Source records:
■ ■ ■ ■
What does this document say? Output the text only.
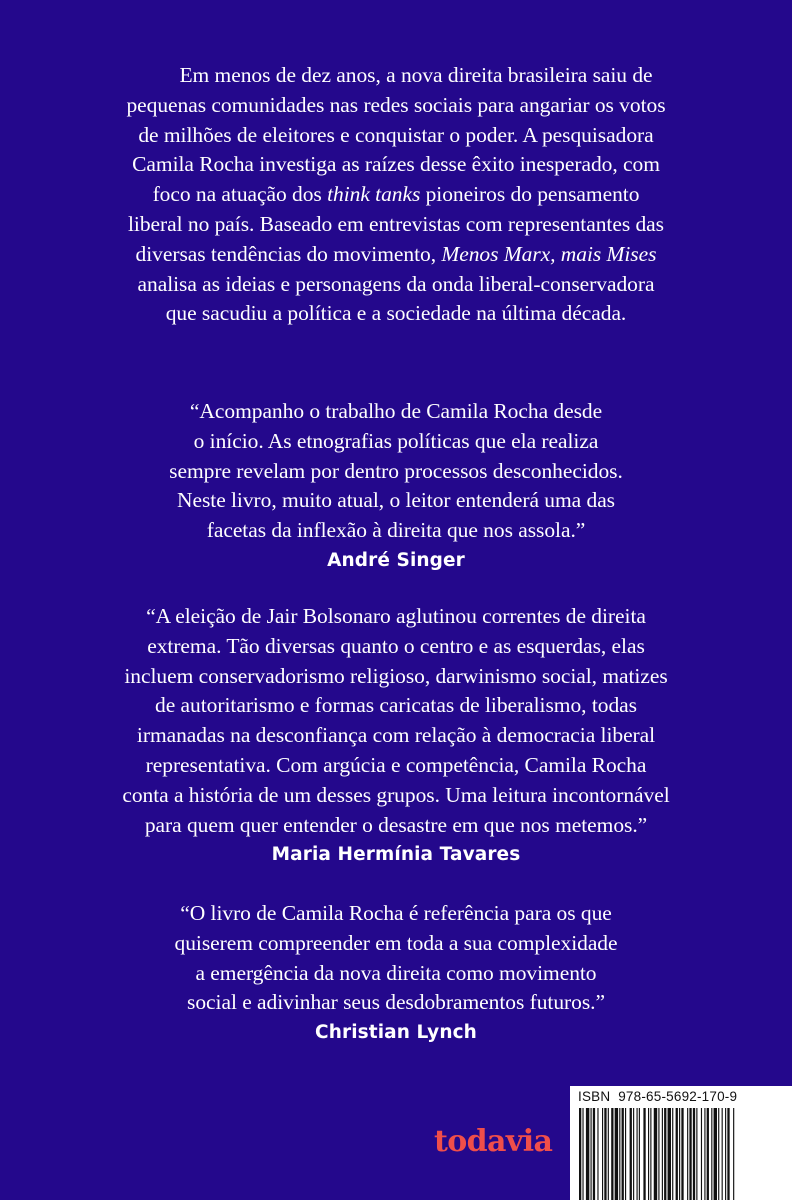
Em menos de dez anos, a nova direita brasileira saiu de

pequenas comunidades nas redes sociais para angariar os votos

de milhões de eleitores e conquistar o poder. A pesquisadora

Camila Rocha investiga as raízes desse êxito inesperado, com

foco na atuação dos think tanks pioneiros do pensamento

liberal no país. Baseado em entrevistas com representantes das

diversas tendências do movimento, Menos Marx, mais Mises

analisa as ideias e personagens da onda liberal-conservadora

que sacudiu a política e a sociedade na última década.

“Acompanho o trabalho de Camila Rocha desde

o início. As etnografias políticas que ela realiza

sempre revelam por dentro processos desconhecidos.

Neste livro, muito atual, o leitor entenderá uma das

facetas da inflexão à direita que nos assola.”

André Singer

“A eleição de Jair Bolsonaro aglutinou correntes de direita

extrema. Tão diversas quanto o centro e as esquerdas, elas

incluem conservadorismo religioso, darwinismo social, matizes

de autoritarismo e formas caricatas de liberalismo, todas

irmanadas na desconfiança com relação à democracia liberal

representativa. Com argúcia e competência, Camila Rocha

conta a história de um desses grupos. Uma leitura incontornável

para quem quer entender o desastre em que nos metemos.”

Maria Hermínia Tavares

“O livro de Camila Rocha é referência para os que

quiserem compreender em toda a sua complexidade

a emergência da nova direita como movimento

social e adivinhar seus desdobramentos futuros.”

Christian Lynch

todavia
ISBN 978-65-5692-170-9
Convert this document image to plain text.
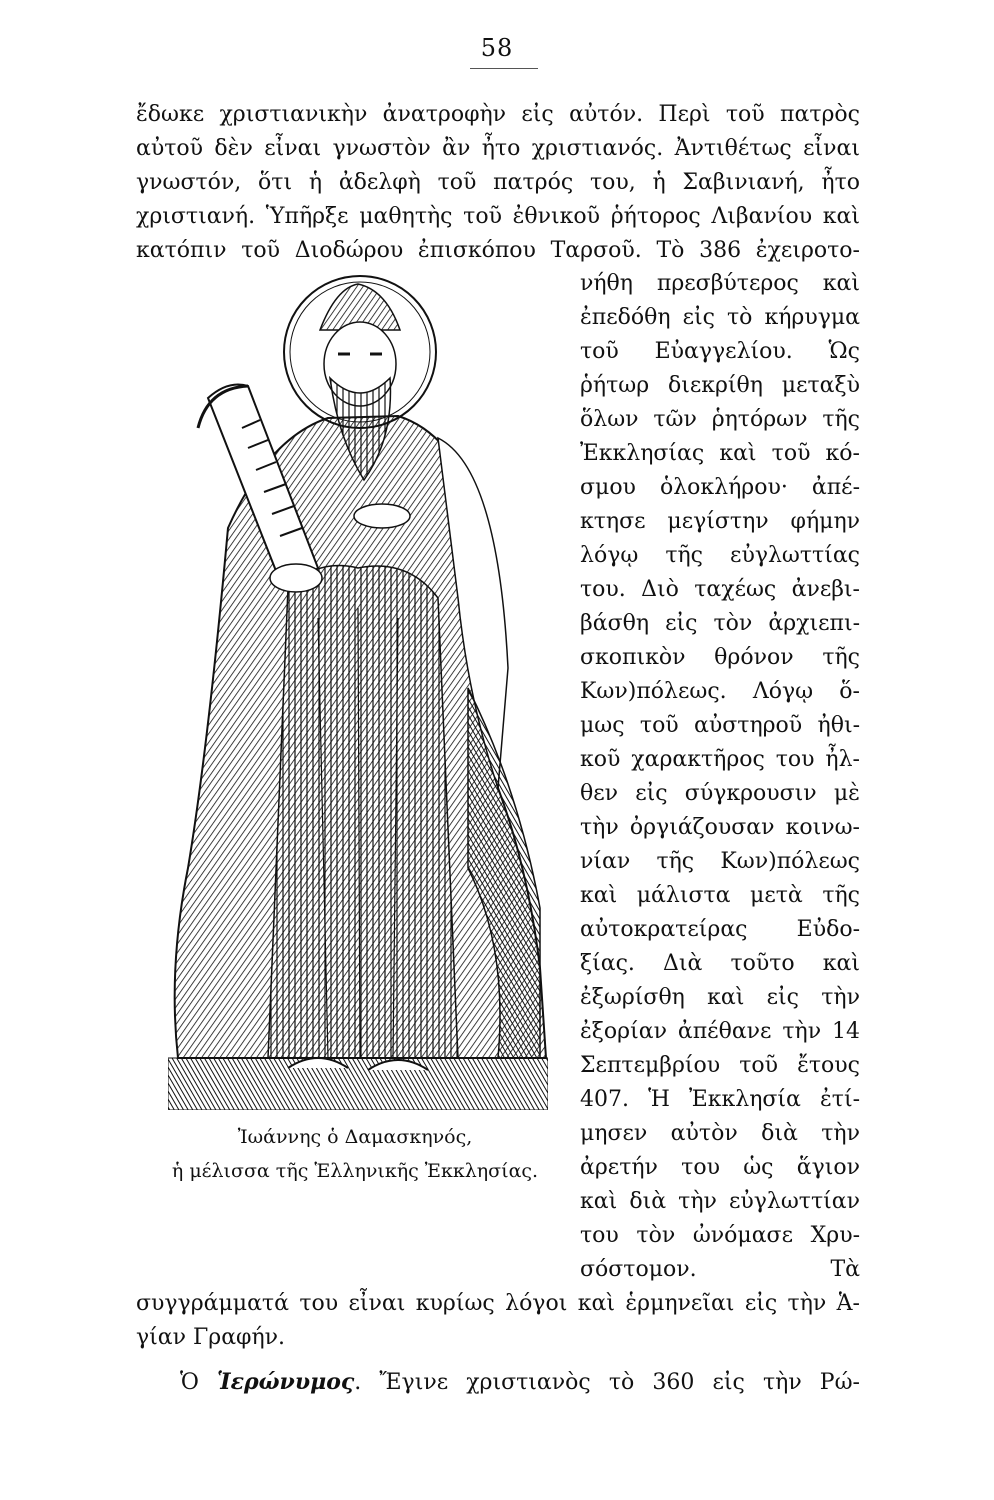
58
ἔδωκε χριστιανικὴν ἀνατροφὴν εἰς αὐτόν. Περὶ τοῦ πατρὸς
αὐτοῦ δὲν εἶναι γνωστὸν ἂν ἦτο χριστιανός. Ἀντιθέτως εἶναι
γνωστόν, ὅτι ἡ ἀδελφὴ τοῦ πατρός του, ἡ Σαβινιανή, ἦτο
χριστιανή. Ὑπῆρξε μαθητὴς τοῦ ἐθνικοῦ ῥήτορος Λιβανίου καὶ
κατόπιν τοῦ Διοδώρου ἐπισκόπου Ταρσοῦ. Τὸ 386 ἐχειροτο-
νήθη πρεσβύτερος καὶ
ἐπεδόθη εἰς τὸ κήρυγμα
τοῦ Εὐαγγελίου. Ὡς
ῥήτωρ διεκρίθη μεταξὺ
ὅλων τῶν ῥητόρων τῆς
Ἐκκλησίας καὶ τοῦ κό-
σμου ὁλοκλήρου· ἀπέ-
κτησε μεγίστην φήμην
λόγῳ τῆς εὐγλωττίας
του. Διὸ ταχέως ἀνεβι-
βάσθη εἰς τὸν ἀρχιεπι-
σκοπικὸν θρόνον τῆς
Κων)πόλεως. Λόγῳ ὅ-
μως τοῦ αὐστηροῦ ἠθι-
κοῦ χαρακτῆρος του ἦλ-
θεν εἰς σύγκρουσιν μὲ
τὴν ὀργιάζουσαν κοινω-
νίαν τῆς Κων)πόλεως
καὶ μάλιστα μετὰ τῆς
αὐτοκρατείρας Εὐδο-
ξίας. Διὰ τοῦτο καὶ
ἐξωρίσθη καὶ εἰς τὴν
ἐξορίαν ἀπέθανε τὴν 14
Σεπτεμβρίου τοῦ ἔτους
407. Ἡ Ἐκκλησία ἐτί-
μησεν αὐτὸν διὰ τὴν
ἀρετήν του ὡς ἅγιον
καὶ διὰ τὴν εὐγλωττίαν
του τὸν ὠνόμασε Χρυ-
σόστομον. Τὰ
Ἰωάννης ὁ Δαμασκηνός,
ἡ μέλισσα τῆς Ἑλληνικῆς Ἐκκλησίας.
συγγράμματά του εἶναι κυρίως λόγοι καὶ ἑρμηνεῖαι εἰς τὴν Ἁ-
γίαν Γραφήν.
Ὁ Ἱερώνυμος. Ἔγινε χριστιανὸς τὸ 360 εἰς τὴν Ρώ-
■ ■ ■ ■
Set exercise: Which lines contain the word "document"? Return each of them.

Task response:
What does this document say? Output the text only.
Convert this document image to plain text.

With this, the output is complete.